What to produce: Reproduce verbatim the lines of the listing below, from the line containing "search-icon [154,168,164,178]" through the line containing "trash-icon [290,132,300,144]", both included.

Source data:
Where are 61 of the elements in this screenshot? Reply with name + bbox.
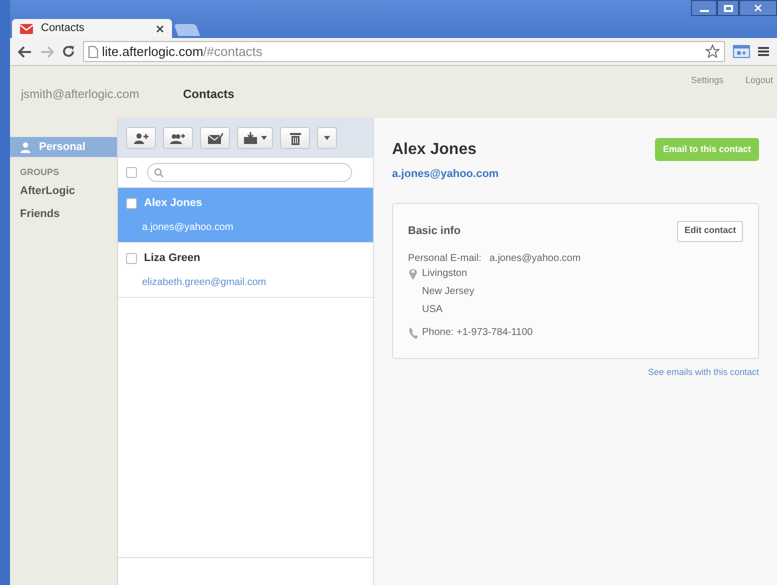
search-icon [154,168,164,178]
back-icon[interactable] [18,46,32,58]
account-email: jsmith@afterlogic.com [21,86,140,103]
contact-row[interactable]: Alex Jones a.jones@yahoo.com [118,188,373,243]
maximize-button[interactable] [717,0,739,16]
header-link[interactable]: Logout [745,74,773,88]
trash-icon [290,132,300,144]
envelope-icon [20,24,33,34]
sidebar-item[interactable]: Friends [10,204,117,226]
address-line: Livingston [422,266,468,280]
minimize-button[interactable] [691,0,717,16]
phone-text: Phone: +1-973-784-1100 [422,326,533,340]
import-button[interactable] [237,127,273,149]
add-contact-button[interactable] [126,127,156,149]
address-bar[interactable]: lite.afterlogic.com/#contacts [83,41,725,62]
field-label: Personal E-mail: [408,252,482,266]
search-field[interactable] [147,163,352,182]
see-emails-link[interactable]: See emails with this contact [648,366,759,379]
delete-button[interactable] [280,127,310,149]
edit-contact-button[interactable]: Edit contact [677,220,743,242]
sidebar-item[interactable]: Personal [10,137,117,157]
location-pin-icon [408,266,418,280]
page-icon [88,46,98,58]
email-button[interactable] [200,127,230,149]
tray-icon [244,132,256,144]
card-title: Basic info [408,224,461,239]
page-title: Contacts [183,86,234,103]
header-link[interactable]: Settings [690,74,724,88]
add-group-button[interactable] [163,127,193,149]
close-icon [754,4,762,12]
extension-icon[interactable] [733,45,750,58]
phone-icon [408,326,420,340]
sidebar-item[interactable]: AfterLogic [10,180,117,202]
caret-icon [324,136,330,140]
more-button[interactable] [317,127,337,149]
contact-name: Alex Jones [144,196,202,212]
contact-full-name: Alex Jones [392,140,478,160]
caret-icon [260,136,266,140]
url-text: lite.afterlogic.com/#contacts [102,42,264,61]
close-icon[interactable] [156,24,164,32]
close-button[interactable] [739,0,777,16]
add-person-icon [134,132,148,144]
reload-icon[interactable] [62,45,75,58]
menu-icon[interactable] [758,46,769,57]
person-icon [20,142,31,152]
contact-name: Liza Green [144,251,200,266]
envelope-icon [208,132,222,144]
contact-checkbox[interactable] [126,253,137,264]
add-people-icon [170,132,186,144]
contact-email-link[interactable]: a.jones@yahoo.com [392,166,499,182]
address-line: USA [422,302,444,316]
contact-email: elizabeth.green@gmail.com [142,276,268,290]
tab-title: Contacts [41,21,86,36]
browser-tab[interactable]: Contacts [12,19,172,38]
field-value: a.jones@yahoo.com [489,252,581,266]
contact-email: a.jones@yahoo.com [142,220,234,235]
star-icon[interactable] [705,44,720,59]
select-all-checkbox[interactable] [126,167,137,178]
groups-heading: GROUPS [20,166,60,179]
contact-checkbox[interactable] [126,198,137,209]
address-line: New Jersey [422,284,474,298]
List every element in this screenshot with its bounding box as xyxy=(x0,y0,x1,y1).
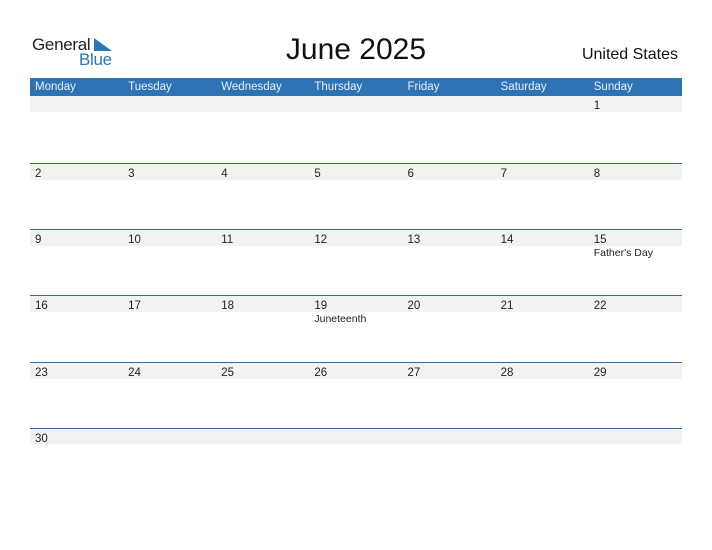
day-cell[interactable]: 19 Juneteenth xyxy=(309,296,402,325)
weekday-friday: Friday xyxy=(407,81,440,93)
day-number: 30 xyxy=(35,432,48,445)
weekday-saturday: Saturday xyxy=(500,81,547,93)
empty-day-cell xyxy=(123,96,216,112)
empty-day-cell xyxy=(309,429,402,444)
date-band: 16 17 18 19 Juneteenth 20 21 22 xyxy=(30,296,682,325)
day-cell[interactable]: 8 xyxy=(589,164,682,180)
holiday-label: Juneteenth xyxy=(314,313,367,326)
day-cell[interactable]: 25 xyxy=(216,363,309,379)
day-number: 17 xyxy=(128,300,141,313)
day-number: 15 xyxy=(593,234,607,247)
day-cell[interactable]: 6 xyxy=(403,164,496,180)
day-cell[interactable]: 27 xyxy=(403,363,496,379)
day-number: 18 xyxy=(221,300,235,313)
day-number: 7 xyxy=(500,168,508,180)
date-band: 30 xyxy=(30,428,682,445)
day-number: 9 xyxy=(35,234,42,247)
day-number: 25 xyxy=(221,366,235,379)
day-cell[interactable]: 13 xyxy=(403,230,496,246)
day-number: 14 xyxy=(500,234,514,247)
day-cell[interactable]: 28 xyxy=(496,363,589,379)
day-cell[interactable]: 26 xyxy=(309,363,402,379)
weekday-wednesday: Wednesday xyxy=(221,81,282,93)
day-number: 1 xyxy=(593,100,601,112)
day-cell[interactable]: 10 xyxy=(123,230,216,246)
day-number: 21 xyxy=(500,300,514,313)
calendar-grid: Monday Tuesday Wednesday Thursday Friday Satu… xyxy=(30,78,682,494)
holiday-label: Father's Day xyxy=(593,247,653,260)
empty-day-cell xyxy=(30,96,123,112)
day-number: 26 xyxy=(314,366,328,379)
empty-day-cell xyxy=(496,96,589,112)
day-cell[interactable]: 12 xyxy=(309,230,402,246)
day-number: 6 xyxy=(407,168,414,180)
day-number: 16 xyxy=(35,300,48,313)
week-row: 30 xyxy=(30,427,682,494)
week-row: 9 10 11 12 13 14 15 Father's Day xyxy=(30,229,682,295)
empty-day-cell xyxy=(309,96,402,112)
day-cell[interactable]: 15 Father's Day xyxy=(589,230,682,259)
empty-day-cell xyxy=(216,96,309,112)
day-number: 27 xyxy=(407,366,421,379)
day-cell[interactable]: 5 xyxy=(309,164,402,180)
day-number: 13 xyxy=(407,234,421,247)
empty-day-cell xyxy=(403,429,496,444)
empty-day-cell xyxy=(496,429,589,444)
day-cell[interactable]: 3 xyxy=(123,164,216,180)
day-cell[interactable]: 30 xyxy=(30,429,123,445)
weekday-header: Monday Tuesday Wednesday Thursday Friday Satu… xyxy=(30,78,682,96)
empty-day-cell xyxy=(403,96,496,112)
empty-day-cell xyxy=(216,429,309,444)
country-label: United States xyxy=(581,46,678,63)
day-number: 20 xyxy=(407,300,421,313)
day-number: 12 xyxy=(314,234,328,247)
week-row: 23 24 25 26 27 28 29 xyxy=(30,361,682,428)
week-row: 1 xyxy=(30,96,682,163)
date-band: 1 xyxy=(30,96,682,112)
date-band: 23 24 25 26 27 28 29 xyxy=(30,362,682,379)
weekday-monday: Monday xyxy=(35,81,76,93)
day-cell[interactable]: 22 xyxy=(589,296,682,312)
day-cell[interactable]: 14 xyxy=(496,230,589,246)
day-number: 5 xyxy=(314,168,321,180)
week-row: 2 3 4 5 6 7 8 xyxy=(30,163,682,229)
day-cell[interactable]: 24 xyxy=(123,363,216,379)
day-cell[interactable]: 23 xyxy=(30,363,123,379)
day-number: 23 xyxy=(35,366,48,379)
empty-day-cell xyxy=(589,429,682,444)
weekday-thursday: Thursday xyxy=(314,81,363,93)
day-cell[interactable]: 21 xyxy=(496,296,589,312)
day-number: 22 xyxy=(593,300,607,313)
day-cell[interactable]: 2 xyxy=(30,164,123,180)
day-number: 24 xyxy=(128,366,141,379)
day-number: 8 xyxy=(593,168,601,180)
day-number: 11 xyxy=(221,234,234,247)
day-cell[interactable]: 16 xyxy=(30,296,123,312)
empty-day-cell xyxy=(123,429,216,444)
day-cell[interactable]: 7 xyxy=(496,164,589,180)
calendar-weeks: 1 2 3 4 5 6 7 8 9 10 11 12 13 14 15 Father's Day 16 17 18 1… xyxy=(30,96,682,494)
week-row: 16 17 18 19 Juneteenth 20 21 22 xyxy=(30,295,682,361)
day-number: 2 xyxy=(35,168,42,180)
day-cell[interactable]: 29 xyxy=(589,363,682,379)
day-cell[interactable]: 1 xyxy=(589,96,682,112)
day-number: 10 xyxy=(128,234,141,247)
day-cell[interactable]: 9 xyxy=(30,230,123,246)
day-cell[interactable]: 17 xyxy=(123,296,216,312)
day-cell[interactable]: 4 xyxy=(216,164,309,180)
day-number: 29 xyxy=(593,366,607,379)
day-cell[interactable]: 18 xyxy=(216,296,309,312)
day-cell[interactable]: 20 xyxy=(403,296,496,312)
day-number: 28 xyxy=(500,366,514,379)
day-number: 3 xyxy=(128,168,135,180)
weekday-tuesday: Tuesday xyxy=(128,81,172,93)
weekday-sunday: Sunday xyxy=(593,81,633,93)
date-band: 9 10 11 12 13 14 15 Father's Day xyxy=(30,230,682,259)
day-number: 4 xyxy=(221,168,228,180)
day-number: 19 xyxy=(314,300,328,313)
date-band: 2 3 4 5 6 7 8 xyxy=(30,164,682,180)
day-cell[interactable]: 11 xyxy=(216,230,309,246)
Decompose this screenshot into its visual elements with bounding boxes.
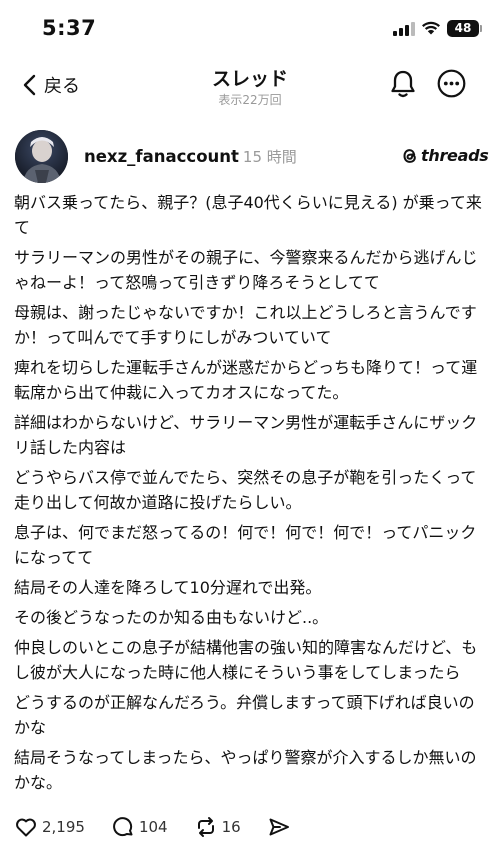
battery-indicator: 48 [447,20,479,37]
avatar-image [15,130,68,183]
threads-wordmark: threads [421,146,489,165]
post-paragraph: 結局その人達を降ろして10分遅れで出発。 [14,578,322,597]
bell-icon[interactable] [389,69,417,99]
post-paragraph: その後どうなったのか知る由もないけど..。 [14,608,329,627]
cellular-signal-icon [393,22,415,36]
post-paragraph: 母親は、謝ったじゃないですか！これ以上どうしろと言うんですか！って叫んでて手すり… [14,303,477,347]
post-timestamp: 15 時間 [242,148,297,166]
status-time: 5:37 [42,16,97,40]
repost-count: 16 [221,818,241,836]
avatar[interactable] [15,130,68,183]
heart-icon [16,818,36,837]
reply-button[interactable]: 104 [111,815,168,839]
comment-icon [113,817,133,837]
post-paragraph: 朝バス乗ってたら、親子？(息子40代くらいに見える) が乗って来て [14,193,482,237]
wifi-icon [422,21,440,35]
post-paragraph: 仲良しのいとこの息子が結構他害の強い知的障害なんだけど、もし彼が大人になった時に… [14,638,478,682]
post-body: 朝バス乗ってたら、親子？(息子40代くらいに見える) が乗って来て サラリーマン… [14,190,490,800]
post-paragraph: 息子は、何でまだ怒ってるの！何で！何で！何で！ってパニックになってて [14,523,477,567]
battery-tip [480,25,482,32]
username[interactable]: nexz_fanaccount [84,147,239,166]
post-paragraph: どうやらバス停で並んでたら、突然その息子が鞄を引ったくって走り出して何故か道路に… [14,468,477,512]
repost-icon [197,817,214,837]
page-title: スレッド [211,68,288,90]
threads-icon [403,148,416,163]
post-paragraph: サラリーマンの男性がその親子に、今警察来るんだから逃げんじゃねーよ！って怒鳴って… [14,248,478,292]
more-icon[interactable] [437,69,466,98]
post-paragraph: 詳細はわからないけど、サラリーマン男性が運転手さんにザックリ話した内容は [14,413,478,457]
thread-header: 戻る スレッド 表示22万回 [0,56,500,118]
status-bar: 5:37 48 [0,0,500,56]
post-actions: 2,195 104 16 [14,812,321,842]
post-paragraph: 結局そうなってしまったら、やっぱり警察が介入するしか無いのかな。 [14,748,477,792]
repost-button[interactable]: 16 [194,815,241,839]
reply-count: 104 [138,818,168,836]
post-paragraph: 痺れを切らした運転手さんが迷惑だからどっちも降りて！って運転席から出て仲裁に入っ… [14,358,478,402]
threads-logo: threads [401,146,489,165]
share-button[interactable] [267,815,295,839]
post-author[interactable]: nexz_fanaccount 15 時間 [84,146,297,167]
post-paragraph: どうするのが正解なんだろう。弁償しますって頭下げれば良いのかな [14,693,475,737]
like-button[interactable]: 2,195 [14,815,85,839]
view-count: 表示22万回 [218,93,282,107]
like-count: 2,195 [42,818,85,836]
send-icon [269,818,289,836]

Response:
search-icon [154,168,164,178]
back-icon[interactable] [18,46,32,58]
account-email: jsmith@afterlogic.com [21,86,140,103]
contact-row[interactable]: Alex Jones a.jones@yahoo.com [118,188,373,243]
maximize-button[interactable] [717,0,739,16]
header-link[interactable]: Logout [745,74,773,88]
trash-icon [290,132,300,144]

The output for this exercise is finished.